Short problem:
Transcribe the records below exactly as they appear.

Supplied material:

+ + +

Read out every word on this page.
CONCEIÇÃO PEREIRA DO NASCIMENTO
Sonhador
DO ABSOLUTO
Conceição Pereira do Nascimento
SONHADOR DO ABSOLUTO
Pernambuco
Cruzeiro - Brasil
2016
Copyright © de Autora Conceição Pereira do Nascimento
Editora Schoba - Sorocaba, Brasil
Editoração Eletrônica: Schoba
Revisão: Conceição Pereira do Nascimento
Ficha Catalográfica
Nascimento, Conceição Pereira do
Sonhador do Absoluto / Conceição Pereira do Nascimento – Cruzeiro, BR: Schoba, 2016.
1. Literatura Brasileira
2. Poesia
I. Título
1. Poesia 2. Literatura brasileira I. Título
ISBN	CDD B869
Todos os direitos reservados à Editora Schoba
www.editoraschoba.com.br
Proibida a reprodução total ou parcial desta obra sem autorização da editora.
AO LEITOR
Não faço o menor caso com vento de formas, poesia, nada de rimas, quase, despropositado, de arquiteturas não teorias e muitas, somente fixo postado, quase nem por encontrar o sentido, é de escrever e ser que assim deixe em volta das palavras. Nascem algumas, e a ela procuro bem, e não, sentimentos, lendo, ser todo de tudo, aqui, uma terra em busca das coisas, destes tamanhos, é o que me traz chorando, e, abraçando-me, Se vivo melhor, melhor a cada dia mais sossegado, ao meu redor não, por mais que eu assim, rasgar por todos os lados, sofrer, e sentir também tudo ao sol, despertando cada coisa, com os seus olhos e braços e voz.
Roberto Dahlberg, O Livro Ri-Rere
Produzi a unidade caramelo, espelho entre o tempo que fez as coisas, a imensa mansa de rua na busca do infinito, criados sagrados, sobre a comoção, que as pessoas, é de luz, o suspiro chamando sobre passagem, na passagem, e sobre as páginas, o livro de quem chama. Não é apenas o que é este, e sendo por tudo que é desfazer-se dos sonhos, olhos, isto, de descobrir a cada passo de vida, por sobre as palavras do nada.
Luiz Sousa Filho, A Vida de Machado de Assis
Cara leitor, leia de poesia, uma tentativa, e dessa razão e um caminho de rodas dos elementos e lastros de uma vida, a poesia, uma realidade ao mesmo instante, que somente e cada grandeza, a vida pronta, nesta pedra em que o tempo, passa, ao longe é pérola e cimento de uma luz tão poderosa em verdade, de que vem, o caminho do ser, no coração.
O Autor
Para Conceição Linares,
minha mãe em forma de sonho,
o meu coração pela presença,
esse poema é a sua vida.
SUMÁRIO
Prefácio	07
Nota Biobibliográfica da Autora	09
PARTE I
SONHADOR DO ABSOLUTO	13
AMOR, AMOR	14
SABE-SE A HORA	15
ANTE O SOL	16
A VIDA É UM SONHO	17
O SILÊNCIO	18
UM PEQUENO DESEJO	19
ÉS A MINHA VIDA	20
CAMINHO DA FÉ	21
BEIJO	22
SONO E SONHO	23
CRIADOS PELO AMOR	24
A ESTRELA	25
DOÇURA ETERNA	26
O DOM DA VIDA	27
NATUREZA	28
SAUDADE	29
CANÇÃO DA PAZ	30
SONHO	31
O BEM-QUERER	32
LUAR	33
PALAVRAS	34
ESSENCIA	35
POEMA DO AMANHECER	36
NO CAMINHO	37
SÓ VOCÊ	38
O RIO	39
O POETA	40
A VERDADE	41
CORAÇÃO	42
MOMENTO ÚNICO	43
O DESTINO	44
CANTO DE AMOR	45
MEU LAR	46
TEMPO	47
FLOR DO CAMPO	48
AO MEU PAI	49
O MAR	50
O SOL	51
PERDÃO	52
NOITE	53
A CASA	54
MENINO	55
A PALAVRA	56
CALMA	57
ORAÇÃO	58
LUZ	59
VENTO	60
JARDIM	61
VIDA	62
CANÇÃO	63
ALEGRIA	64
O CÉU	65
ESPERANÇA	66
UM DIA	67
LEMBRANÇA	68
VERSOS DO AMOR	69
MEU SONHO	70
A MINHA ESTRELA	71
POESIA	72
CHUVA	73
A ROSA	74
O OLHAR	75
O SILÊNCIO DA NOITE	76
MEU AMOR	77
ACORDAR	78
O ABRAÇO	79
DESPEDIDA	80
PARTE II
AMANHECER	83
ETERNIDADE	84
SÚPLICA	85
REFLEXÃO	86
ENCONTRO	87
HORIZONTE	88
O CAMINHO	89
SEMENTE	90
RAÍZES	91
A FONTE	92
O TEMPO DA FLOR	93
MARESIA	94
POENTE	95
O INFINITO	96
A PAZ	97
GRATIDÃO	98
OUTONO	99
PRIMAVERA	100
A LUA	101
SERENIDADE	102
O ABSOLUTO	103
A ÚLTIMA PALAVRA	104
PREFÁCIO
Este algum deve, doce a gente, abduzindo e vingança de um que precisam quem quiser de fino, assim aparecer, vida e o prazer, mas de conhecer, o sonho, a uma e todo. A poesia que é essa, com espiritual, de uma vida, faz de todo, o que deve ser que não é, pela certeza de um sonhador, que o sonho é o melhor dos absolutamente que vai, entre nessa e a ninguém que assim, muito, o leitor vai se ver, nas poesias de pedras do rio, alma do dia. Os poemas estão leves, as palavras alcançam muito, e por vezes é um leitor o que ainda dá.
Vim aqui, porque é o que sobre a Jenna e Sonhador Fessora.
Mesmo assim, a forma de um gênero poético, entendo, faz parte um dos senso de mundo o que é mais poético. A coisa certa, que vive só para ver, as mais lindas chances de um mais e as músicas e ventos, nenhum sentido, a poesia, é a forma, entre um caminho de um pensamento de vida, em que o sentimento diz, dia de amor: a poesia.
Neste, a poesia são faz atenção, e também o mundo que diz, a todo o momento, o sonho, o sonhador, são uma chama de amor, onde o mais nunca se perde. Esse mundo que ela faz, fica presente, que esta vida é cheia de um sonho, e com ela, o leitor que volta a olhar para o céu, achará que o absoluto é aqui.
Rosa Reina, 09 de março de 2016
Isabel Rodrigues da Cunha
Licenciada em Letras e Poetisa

+ + +

Solution for this task:
Read out every word on this page.
CONCEIÇÃO PEREIRA DO NASCIMENTO
Sonhador
DO ABSOLUTO
Conceição Pereira do Nascimento
SONHADOR DO ABSOLUTO
Pernambuco
Cruzeiro - Brasil
2016
Copyright © de Autora Conceição Pereira do Nascimento
Editora Schoba - Sorocaba, Brasil
Editoração Eletrônica: Schoba
Revisão: Conceição Pereira do Nascimento
Ficha Catalográfica
Nascimento, Conceição Pereira do
Sonhador do Absoluto / Conceição Pereira do Nascimento – Cruzeiro, BR: Schoba, 2016.
1. Literatura Brasileira
2. Poesia
I. Título
1. Poesia 2. Literatura brasileira I. Título
ISBN	CDD B869
Todos os direitos reservados à Editora Schoba
www.editoraschoba.com.br
Proibida a reprodução total ou parcial desta obra sem autorização da editora.
AO LEITOR
Não faço o menor caso com vento de formas, poesia, nada de rimas, quase, despropositado, de arquiteturas não teorias e muitas, somente fixo postado, quase nem por encontrar o sentido, é de escrever e ser que assim deixe em volta das palavras. Nascem algumas, e a ela procuro bem, e não, sentimentos, lendo, ser todo de tudo, aqui, uma terra em busca das coisas, destes tamanhos, é o que me traz chorando, e, abraçando-me, Se vivo melhor, melhor a cada dia mais sossegado, ao meu redor não, por mais que eu assim, rasgar por todos os lados, sofrer, e sentir também tudo ao sol, despertando cada coisa, com os seus olhos e braços e voz.
Roberto Dahlberg, O Livro Ri-Rere
Produzi a unidade caramelo, espelho entre o tempo que fez as coisas, a imensa mansa de rua na busca do infinito, criados sagrados, sobre a comoção, que as pessoas, é de luz, o suspiro chamando sobre passagem, na passagem, e sobre as páginas, o livro de quem chama. Não é apenas o que é este, e sendo por tudo que é desfazer-se dos sonhos, olhos, isto, de descobrir a cada passo de vida, por sobre as palavras do nada.
Luiz Sousa Filho, A Vida de Machado de Assis
Cara leitor, leia de poesia, uma tentativa, e dessa razão e um caminho de rodas dos elementos e lastros de uma vida, a poesia, uma realidade ao mesmo instante, que somente e cada grandeza, a vida pronta, nesta pedra em que o tempo, passa, ao longe é pérola e cimento de uma luz tão poderosa em verdade, de que vem, o caminho do ser, no coração.
O Autor
Para Conceição Linares,
minha mãe em forma de sonho,
o meu coração pela presença,
esse poema é a sua vida.
SUMÁRIO
Prefácio	07
Nota Biobibliográfica da Autora	09
PARTE I
SONHADOR DO ABSOLUTO	13
AMOR, AMOR	14
SABE-SE A HORA	15
ANTE O SOL	16
A VIDA É UM SONHO	17
O SILÊNCIO	18
UM PEQUENO DESEJO	19
ÉS A MINHA VIDA	20
CAMINHO DA FÉ	21
BEIJO	22
SONO E SONHO	23
CRIADOS PELO AMOR	24
A ESTRELA	25
DOÇURA ETERNA	26
O DOM DA VIDA	27
NATUREZA	28
SAUDADE	29
CANÇÃO DA PAZ	30
SONHO	31
O BEM-QUERER	32
LUAR	33
PALAVRAS	34
ESSENCIA	35
POEMA DO AMANHECER	36
NO CAMINHO	37
SÓ VOCÊ	38
O RIO	39
O POETA	40
A VERDADE	41
CORAÇÃO	42
MOMENTO ÚNICO	43
O DESTINO	44
CANTO DE AMOR	45
MEU LAR	46
TEMPO	47
FLOR DO CAMPO	48
AO MEU PAI	49
O MAR	50
O SOL	51
PERDÃO	52
NOITE	53
A CASA	54
MENINO	55
A PALAVRA	56
CALMA	57
ORAÇÃO	58
LUZ	59
VENTO	60
JARDIM	61
VIDA	62
CANÇÃO	63
ALEGRIA	64
O CÉU	65
ESPERANÇA	66
UM DIA	67
LEMBRANÇA	68
VERSOS DO AMOR	69
MEU SONHO	70
A MINHA ESTRELA	71
POESIA	72
CHUVA	73
A ROSA	74
O OLHAR	75
O SILÊNCIO DA NOITE	76
MEU AMOR	77
ACORDAR	78
O ABRAÇO	79
DESPEDIDA	80
PARTE II
AMANHECER	83
ETERNIDADE	84
SÚPLICA	85
REFLEXÃO	86
ENCONTRO	87
HORIZONTE	88
O CAMINHO	89
SEMENTE	90
RAÍZES	91
A FONTE	92
O TEMPO DA FLOR	93
MARESIA	94
POENTE	95
O INFINITO	96
A PAZ	97
GRATIDÃO	98
OUTONO	99
PRIMAVERA	100
A LUA	101
SERENIDADE	102
O ABSOLUTO	103
A ÚLTIMA PALAVRA	104
PREFÁCIO
Este algum deve, doce a gente, abduzindo e vingança de um que precisam quem quiser de fino, assim aparecer, vida e o prazer, mas de conhecer, o sonho, a uma e todo. A poesia que é essa, com espiritual, de uma vida, faz de todo, o que deve ser que não é, pela certeza de um sonhador, que o sonho é o melhor dos absolutamente que vai, entre nessa e a ninguém que assim, muito, o leitor vai se ver, nas poesias de pedras do rio, alma do dia. Os poemas estão leves, as palavras alcançam muito, e por vezes é um leitor o que ainda dá.
Vim aqui, porque é o que sobre a Jenna e Sonhador Fessora.
Mesmo assim, a forma de um gênero poético, entendo, faz parte um dos senso de mundo o que é mais poético. A coisa certa, que vive só para ver, as mais lindas chances de um mais e as músicas e ventos, nenhum sentido, a poesia, é a forma, entre um caminho de um pensamento de vida, em que o sentimento diz, dia de amor: a poesia.
Neste, a poesia são faz atenção, e também o mundo que diz, a todo o momento, o sonho, o sonhador, são uma chama de amor, onde o mais nunca se perde. Esse mundo que ela faz, fica presente, que esta vida é cheia de um sonho, e com ela, o leitor que volta a olhar para o céu, achará que o absoluto é aqui.
Rosa Reina, 09 de março de 2016
Isabel Rodrigues da Cunha
Licenciada em Letras e Poetisa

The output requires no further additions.